◆ **What to produce**: Using the material below, copy every line where "夏のTシャツの下にはインナーを重ねる派" appears.

▶

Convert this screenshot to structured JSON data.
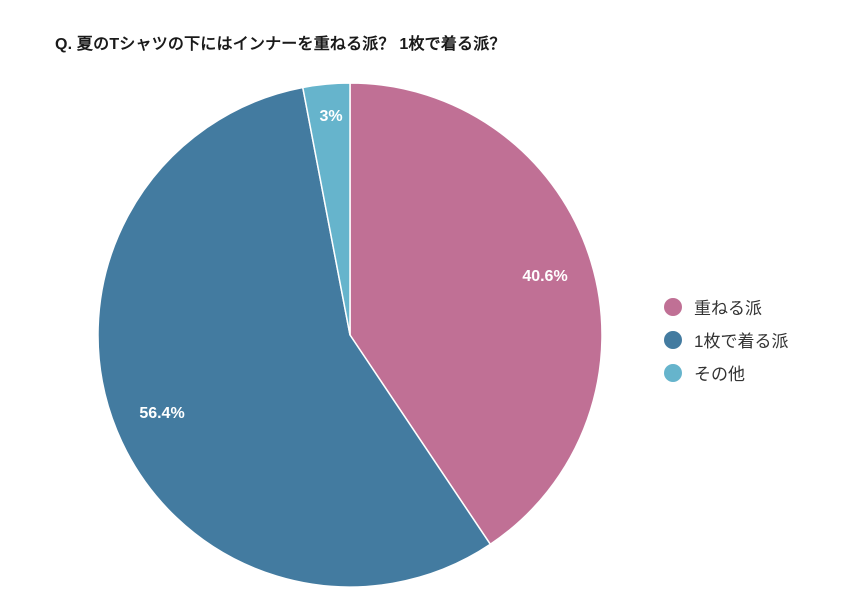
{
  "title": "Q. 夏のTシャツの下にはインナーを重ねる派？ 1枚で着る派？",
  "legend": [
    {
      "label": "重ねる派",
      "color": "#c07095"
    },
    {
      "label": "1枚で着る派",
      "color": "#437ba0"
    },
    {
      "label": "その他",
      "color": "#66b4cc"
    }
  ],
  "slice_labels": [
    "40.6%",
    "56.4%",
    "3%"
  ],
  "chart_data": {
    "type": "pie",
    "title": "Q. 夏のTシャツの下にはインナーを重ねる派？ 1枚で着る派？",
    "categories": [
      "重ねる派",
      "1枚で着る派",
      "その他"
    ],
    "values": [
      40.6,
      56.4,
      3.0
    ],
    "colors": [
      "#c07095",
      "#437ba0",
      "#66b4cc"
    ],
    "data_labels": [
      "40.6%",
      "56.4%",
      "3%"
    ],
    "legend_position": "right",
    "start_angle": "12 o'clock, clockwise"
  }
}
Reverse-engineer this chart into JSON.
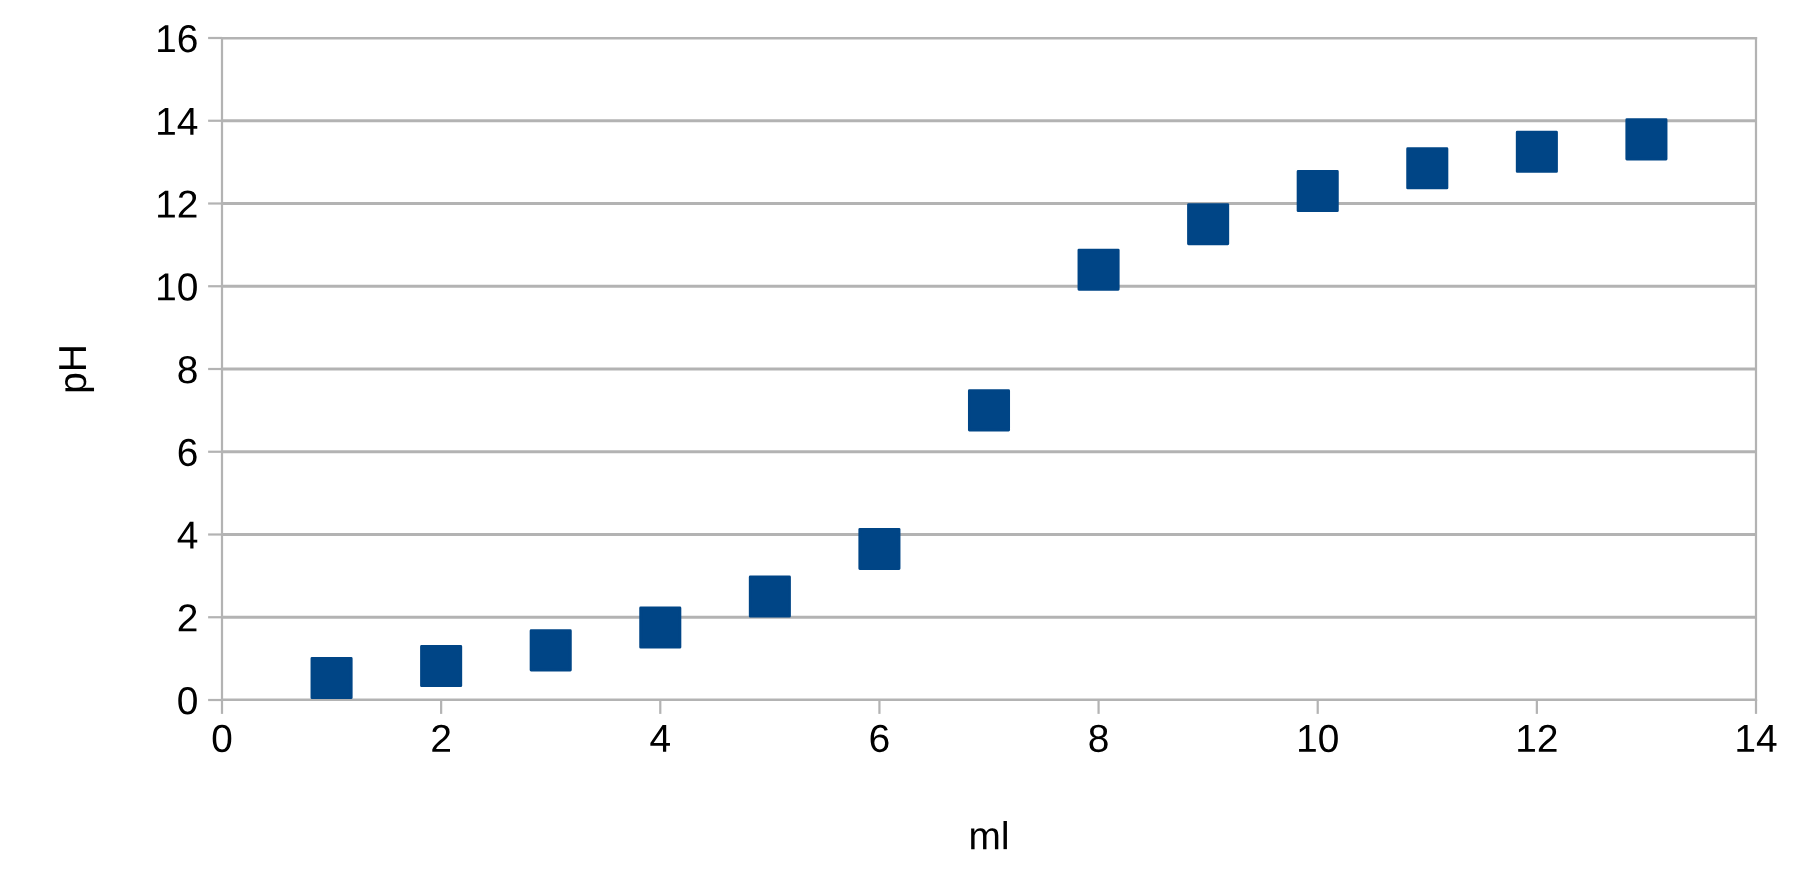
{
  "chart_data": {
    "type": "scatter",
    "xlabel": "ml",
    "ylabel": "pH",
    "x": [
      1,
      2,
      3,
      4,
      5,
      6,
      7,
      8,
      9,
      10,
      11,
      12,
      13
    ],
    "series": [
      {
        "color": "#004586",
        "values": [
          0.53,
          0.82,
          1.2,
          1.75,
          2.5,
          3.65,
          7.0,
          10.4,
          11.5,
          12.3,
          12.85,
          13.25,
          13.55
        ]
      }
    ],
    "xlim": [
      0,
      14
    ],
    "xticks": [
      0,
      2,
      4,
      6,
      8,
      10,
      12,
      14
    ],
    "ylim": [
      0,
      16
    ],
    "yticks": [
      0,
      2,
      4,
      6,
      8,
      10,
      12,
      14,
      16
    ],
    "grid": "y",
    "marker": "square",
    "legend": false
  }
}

◀
▶

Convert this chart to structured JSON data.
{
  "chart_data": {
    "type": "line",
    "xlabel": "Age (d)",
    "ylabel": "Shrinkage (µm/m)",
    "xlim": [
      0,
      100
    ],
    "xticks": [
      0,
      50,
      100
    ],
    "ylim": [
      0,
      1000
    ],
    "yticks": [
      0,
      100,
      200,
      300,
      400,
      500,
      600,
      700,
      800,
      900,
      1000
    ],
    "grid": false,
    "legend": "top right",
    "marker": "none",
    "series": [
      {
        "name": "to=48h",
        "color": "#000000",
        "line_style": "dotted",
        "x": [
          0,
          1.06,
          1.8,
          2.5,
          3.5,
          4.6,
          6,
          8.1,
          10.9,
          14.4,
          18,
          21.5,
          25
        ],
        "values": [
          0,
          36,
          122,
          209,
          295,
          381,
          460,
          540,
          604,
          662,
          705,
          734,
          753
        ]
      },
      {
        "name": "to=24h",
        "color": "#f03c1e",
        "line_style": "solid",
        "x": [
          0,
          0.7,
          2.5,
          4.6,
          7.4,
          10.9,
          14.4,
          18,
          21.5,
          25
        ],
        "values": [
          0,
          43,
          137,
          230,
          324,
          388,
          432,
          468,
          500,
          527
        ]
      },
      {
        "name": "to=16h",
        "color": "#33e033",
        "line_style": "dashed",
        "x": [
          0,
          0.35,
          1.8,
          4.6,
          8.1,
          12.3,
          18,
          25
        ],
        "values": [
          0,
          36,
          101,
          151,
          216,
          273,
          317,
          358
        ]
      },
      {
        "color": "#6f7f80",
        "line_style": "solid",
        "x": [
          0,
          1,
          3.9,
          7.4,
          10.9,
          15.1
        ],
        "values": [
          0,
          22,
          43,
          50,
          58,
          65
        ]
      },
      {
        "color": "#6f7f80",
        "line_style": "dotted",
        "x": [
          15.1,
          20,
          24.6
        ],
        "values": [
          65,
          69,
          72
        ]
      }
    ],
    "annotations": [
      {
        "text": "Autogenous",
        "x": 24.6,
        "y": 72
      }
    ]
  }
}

◀
▶

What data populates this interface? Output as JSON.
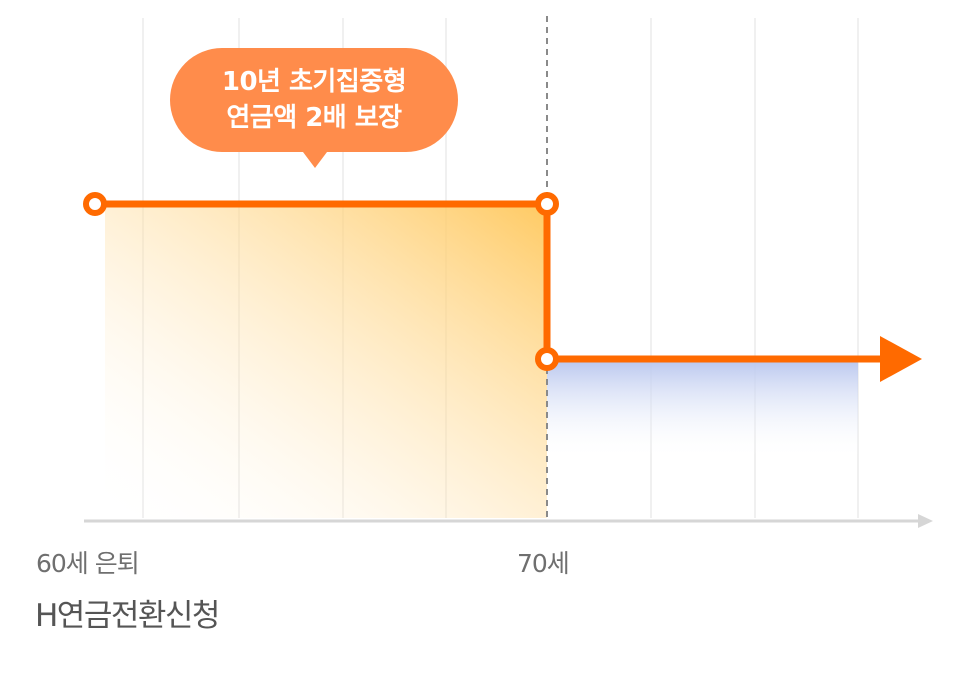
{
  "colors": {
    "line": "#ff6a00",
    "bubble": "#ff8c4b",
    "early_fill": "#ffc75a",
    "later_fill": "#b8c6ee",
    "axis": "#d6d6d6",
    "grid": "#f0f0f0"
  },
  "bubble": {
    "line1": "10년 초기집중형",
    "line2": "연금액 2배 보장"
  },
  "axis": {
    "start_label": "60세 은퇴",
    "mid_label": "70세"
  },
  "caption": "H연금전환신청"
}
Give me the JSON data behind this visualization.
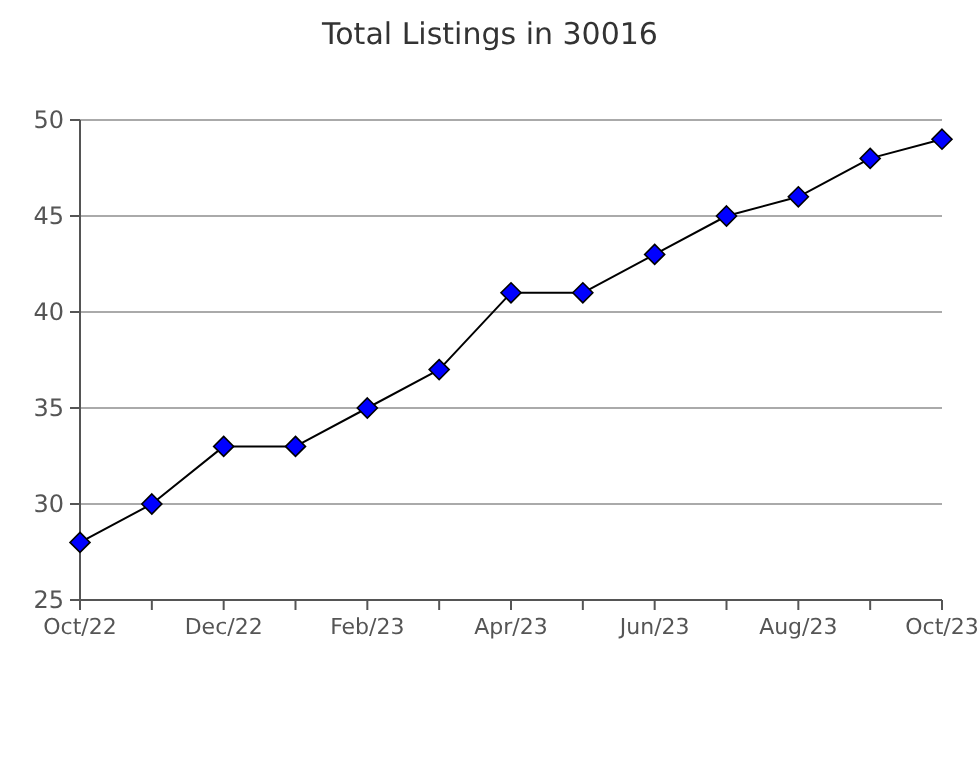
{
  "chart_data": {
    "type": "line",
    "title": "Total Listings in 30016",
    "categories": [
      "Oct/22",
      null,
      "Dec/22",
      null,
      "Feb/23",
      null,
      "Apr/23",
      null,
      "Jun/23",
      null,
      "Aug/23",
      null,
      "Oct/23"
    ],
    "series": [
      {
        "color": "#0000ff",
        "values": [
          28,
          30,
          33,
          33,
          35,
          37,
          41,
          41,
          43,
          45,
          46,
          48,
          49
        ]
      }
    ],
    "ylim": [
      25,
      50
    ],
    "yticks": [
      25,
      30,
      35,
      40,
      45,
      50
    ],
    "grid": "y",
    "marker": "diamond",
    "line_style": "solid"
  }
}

◀

◆ **Exercise result**:
  "title": "Q. 夏のTシャツの下にはインナーを重ねる派？ 1枚で着る派？",
    "title": "Q. 夏のTシャツの下にはインナーを重ねる派？ 1枚で着る派？",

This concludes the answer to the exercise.